start INPUT MATERIAL

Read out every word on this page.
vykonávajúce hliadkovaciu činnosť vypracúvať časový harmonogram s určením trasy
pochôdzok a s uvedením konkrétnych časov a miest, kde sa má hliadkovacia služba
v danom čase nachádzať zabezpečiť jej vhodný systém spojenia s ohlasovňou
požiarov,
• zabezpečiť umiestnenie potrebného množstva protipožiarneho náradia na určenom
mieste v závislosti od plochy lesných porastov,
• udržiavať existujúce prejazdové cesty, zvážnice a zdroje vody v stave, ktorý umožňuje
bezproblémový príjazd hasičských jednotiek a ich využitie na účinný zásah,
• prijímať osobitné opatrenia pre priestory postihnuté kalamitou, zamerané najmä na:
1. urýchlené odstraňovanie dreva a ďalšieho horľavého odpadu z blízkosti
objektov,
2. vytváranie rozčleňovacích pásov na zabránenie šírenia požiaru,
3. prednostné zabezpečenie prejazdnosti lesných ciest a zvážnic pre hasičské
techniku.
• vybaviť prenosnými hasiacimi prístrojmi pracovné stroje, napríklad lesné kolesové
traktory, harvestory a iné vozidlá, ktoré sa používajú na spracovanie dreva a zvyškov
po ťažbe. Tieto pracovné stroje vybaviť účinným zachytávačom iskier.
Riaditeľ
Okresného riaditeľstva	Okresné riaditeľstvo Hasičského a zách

end INPUT MATERIAL

### TASK STATEMENT
Copy every line of the material, please, keeping it exactly the same.

### COMPLETE OUTPUT
Read out every word on this page.
vykonávajúce hliadkovaciu činnosť vypracúvať časový harmonogram s určením trasy
pochôdzok a s uvedením konkrétnych časov a miest, kde sa má hliadkovacia služba
v danom čase nachádzať zabezpečiť jej vhodný systém spojenia s ohlasovňou
požiarov,
• zabezpečiť umiestnenie potrebného množstva protipožiarneho náradia na určenom
mieste v závislosti od plochy lesných porastov,
• udržiavať existujúce prejazdové cesty, zvážnice a zdroje vody v stave, ktorý umožňuje
bezproblémový príjazd hasičských jednotiek a ich využitie na účinný zásah,
• prijímať osobitné opatrenia pre priestory postihnuté kalamitou, zamerané najmä na:
1. urýchlené odstraňovanie dreva a ďalšieho horľavého odpadu z blízkosti
objektov,
2. vytváranie rozčleňovacích pásov na zabránenie šírenia požiaru,
3. prednostné zabezpečenie prejazdnosti lesných ciest a zvážnic pre hasičské
techniku.
• vybaviť prenosnými hasiacimi prístrojmi pracovné stroje, napríklad lesné kolesové
traktory, harvestory a iné vozidlá, ktoré sa používajú na spracovanie dreva a zvyškov
po ťažbe. Tieto pracovné stroje vybaviť účinným zachytávačom iskier.
Riaditeľ
Okresného riaditeľstva	Okresné riaditeľstvo Hasičského a zách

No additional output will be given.